TASK GOAL
Drop the pictures, then extract the listing word for word.

TASK MATERIAL
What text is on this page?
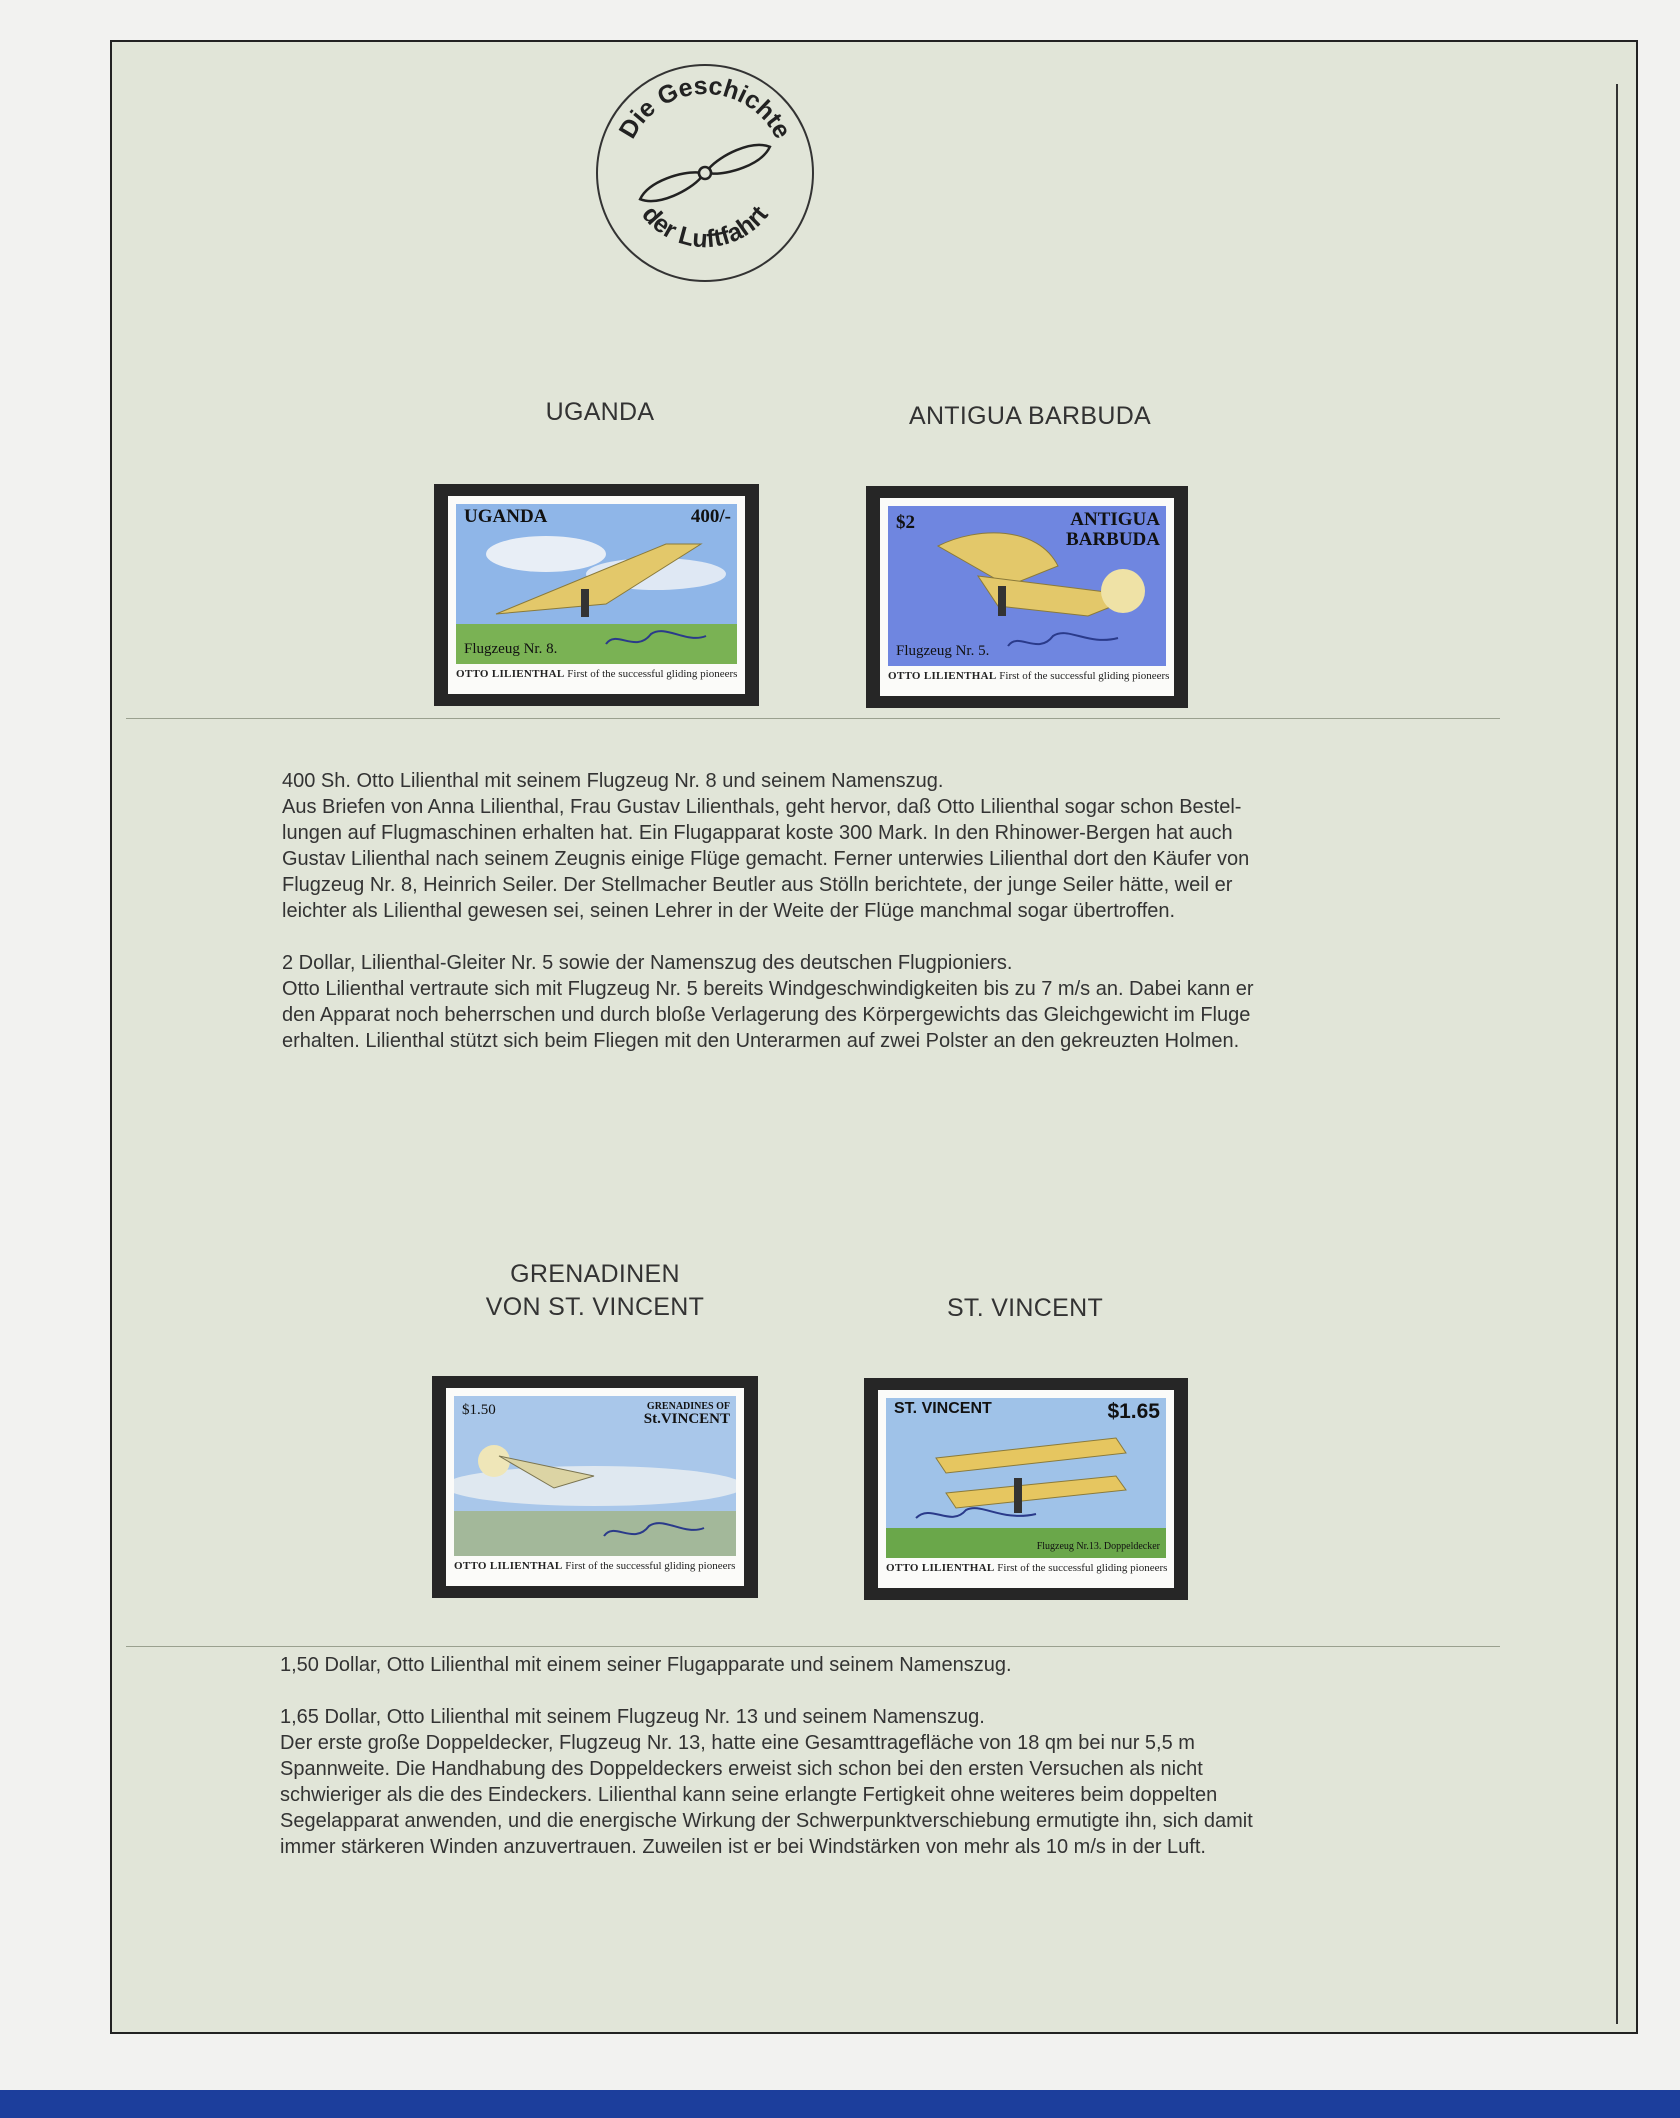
Die Geschichte
der Luftfahrt
UGANDA	ANTIGUA BARBUDA
UGANDA	400/-
Flugzeug Nr. 8.
OTTO LILIENTHAL First of the successful gliding pioneers
$2	ANTIGUA
BARBUDA
Flugzeug Nr. 5.
OTTO LILIENTHAL First of the successful gliding pioneers

400 Sh. Otto Lilienthal mit seinem Flugzeug Nr. 8 und seinem Namenszug.
Aus Briefen von Anna Lilienthal, Frau Gustav Lilienthals, geht hervor, daß Otto Lilienthal sogar schon Bestel-
lungen auf Flugmaschinen erhalten hat. Ein Flugapparat koste 300 Mark. In den Rhinower-Bergen hat auch
Gustav Lilienthal nach seinem Zeugnis einige Flüge gemacht. Ferner unterwies Lilienthal dort den Käufer von
Flugzeug Nr. 8, Heinrich Seiler. Der Stellmacher Beutler aus Stölln berichtete, der junge Seiler hätte, weil er
leichter als Lilienthal gewesen sei, seinen Lehrer in der Weite der Flüge manchmal sogar übertroffen.

2 Dollar, Lilienthal-Gleiter Nr. 5 sowie der Namenszug des deutschen Flugpioniers.
Otto Lilienthal vertraute sich mit Flugzeug Nr. 5 bereits Windgeschwindigkeiten bis zu 7 m/s an. Dabei kann er
den Apparat noch beherrschen und durch bloße Verlagerung des Körpergewichts das Gleichgewicht im Fluge
erhalten. Lilienthal stützt sich beim Fliegen mit den Unterarmen auf zwei Polster an den gekreuzten Holmen.

GRENADINEN
VON ST. VINCENT	ST. VINCENT
$1.50	GRENADINES OF
St.VINCENT
OTTO LILIENTHAL First of the successful gliding pioneers
ST. VINCENT	$1.65
Flugzeug Nr.13. Doppeldecker
OTTO LILIENTHAL First of the successful gliding pioneers

1,50 Dollar, Otto Lilienthal mit einem seiner Flugapparate und seinem Namenszug.

1,65 Dollar, Otto Lilienthal mit seinem Flugzeug Nr. 13 und seinem Namenszug.
Der erste große Doppeldecker, Flugzeug Nr. 13, hatte eine Gesamttragefläche von 18 qm bei nur 5,5 m
Spannweite. Die Handhabung des Doppeldeckers erweist sich schon bei den ersten Versuchen als nicht
schwieriger als die des Eindeckers. Lilienthal kann seine erlangte Fertigkeit ohne weiteres beim doppelten
Segelapparat anwenden, und die energische Wirkung der Schwerpunktverschiebung ermutigte ihn, sich damit
immer stärkeren Winden anzuvertrauen. Zuweilen ist er bei Windstärken von mehr als 10 m/s in der Luft.
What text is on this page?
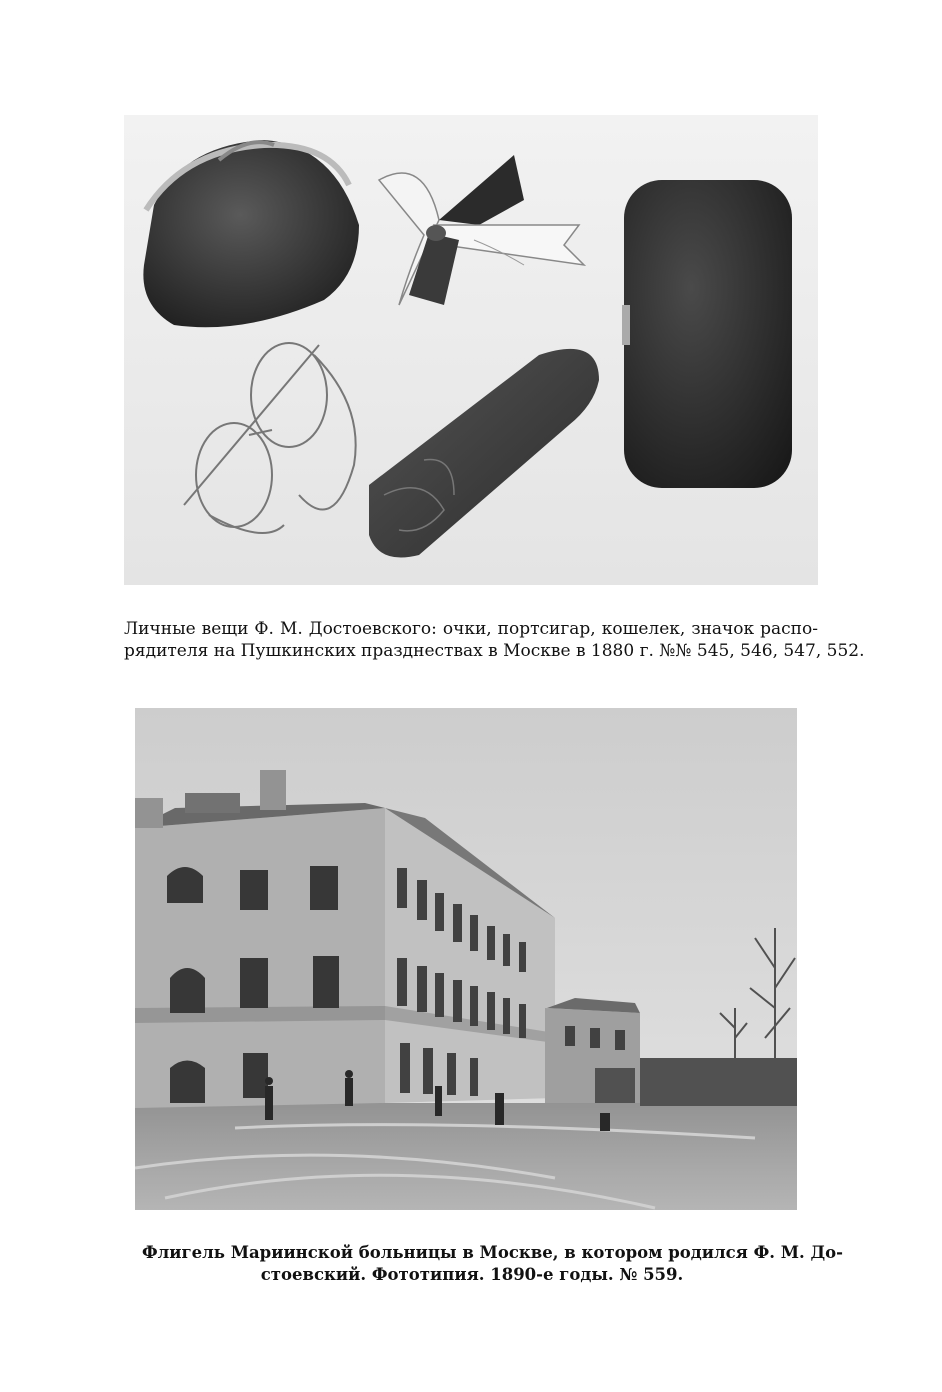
Личные вещи Ф. М. Достоевского: очки, портсигар, кошелек, значок распо-
рядителя на Пушкинских празднествах в Москве в 1880 г. №№ 545, 546, 547, 552.
Флигель Мариинской больницы в Москве, в котором родился Ф. М. До-
стоевский. Фототипия. 1890-е годы. № 559.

RESPONSE
What text is on this page?
Die Geschichte
der Luftfahrt
UGANDA	ANTIGUA BARBUDA
UGANDA	400/-
Flugzeug Nr. 8.
OTTO LILIENTHAL First of the successful gliding pioneers
$2	ANTIGUA
BARBUDA
Flugzeug Nr. 5.
OTTO LILIENTHAL First of the successful gliding pioneers

400 Sh. Otto Lilienthal mit seinem Flugzeug Nr. 8 und seinem Namenszug.
Aus Briefen von Anna Lilienthal, Frau Gustav Lilienthals, geht hervor, daß Otto Lilienthal sogar schon Bestel-
lungen auf Flugmaschinen erhalten hat. Ein Flugapparat koste 300 Mark. In den Rhinower-Bergen hat auch
Gustav Lilienthal nach seinem Zeugnis einige Flüge gemacht. Ferner unterwies Lilienthal dort den Käufer von
Flugzeug Nr. 8, Heinrich Seiler. Der Stellmacher Beutler aus Stölln berichtete, der junge Seiler hätte, weil er
leichter als Lilienthal gewesen sei, seinen Lehrer in der Weite der Flüge manchmal sogar übertroffen.

2 Dollar, Lilienthal-Gleiter Nr. 5 sowie der Namenszug des deutschen Flugpioniers.
Otto Lilienthal vertraute sich mit Flugzeug Nr. 5 bereits Windgeschwindigkeiten bis zu 7 m/s an. Dabei kann er
den Apparat noch beherrschen und durch bloße Verlagerung des Körpergewichts das Gleichgewicht im Fluge
erhalten. Lilienthal stützt sich beim Fliegen mit den Unterarmen auf zwei Polster an den gekreuzten Holmen.

GRENADINEN
VON ST. VINCENT	ST. VINCENT
$1.50	GRENADINES OF
St.VINCENT
OTTO LILIENTHAL First of the successful gliding pioneers
ST. VINCENT	$1.65
Flugzeug Nr.13. Doppeldecker
OTTO LILIENTHAL First of the successful gliding pioneers

1,50 Dollar, Otto Lilienthal mit einem seiner Flugapparate und seinem Namenszug.

1,65 Dollar, Otto Lilienthal mit seinem Flugzeug Nr. 13 und seinem Namenszug.
Der erste große Doppeldecker, Flugzeug Nr. 13, hatte eine Gesamttragefläche von 18 qm bei nur 5,5 m
Spannweite. Die Handhabung des Doppeldeckers erweist sich schon bei den ersten Versuchen als nicht
schwieriger als die des Eindeckers. Lilienthal kann seine erlangte Fertigkeit ohne weiteres beim doppelten
Segelapparat anwenden, und die energische Wirkung der Schwerpunktverschiebung ermutigte ihn, sich damit
immer stärkeren Winden anzuvertrauen. Zuweilen ist er bei Windstärken von mehr als 10 m/s in der Luft.
What text is on this page?
Личные вещи Ф. М. Достоевского: очки, портсигар, кошелек, значок распо-
рядителя на Пушкинских празднествах в Москве в 1880 г. №№ 545, 546, 547, 552.
Флигель Мариинской больницы в Москве, в котором родился Ф. М. До-
стоевский. Фототипия. 1890-е годы. № 559.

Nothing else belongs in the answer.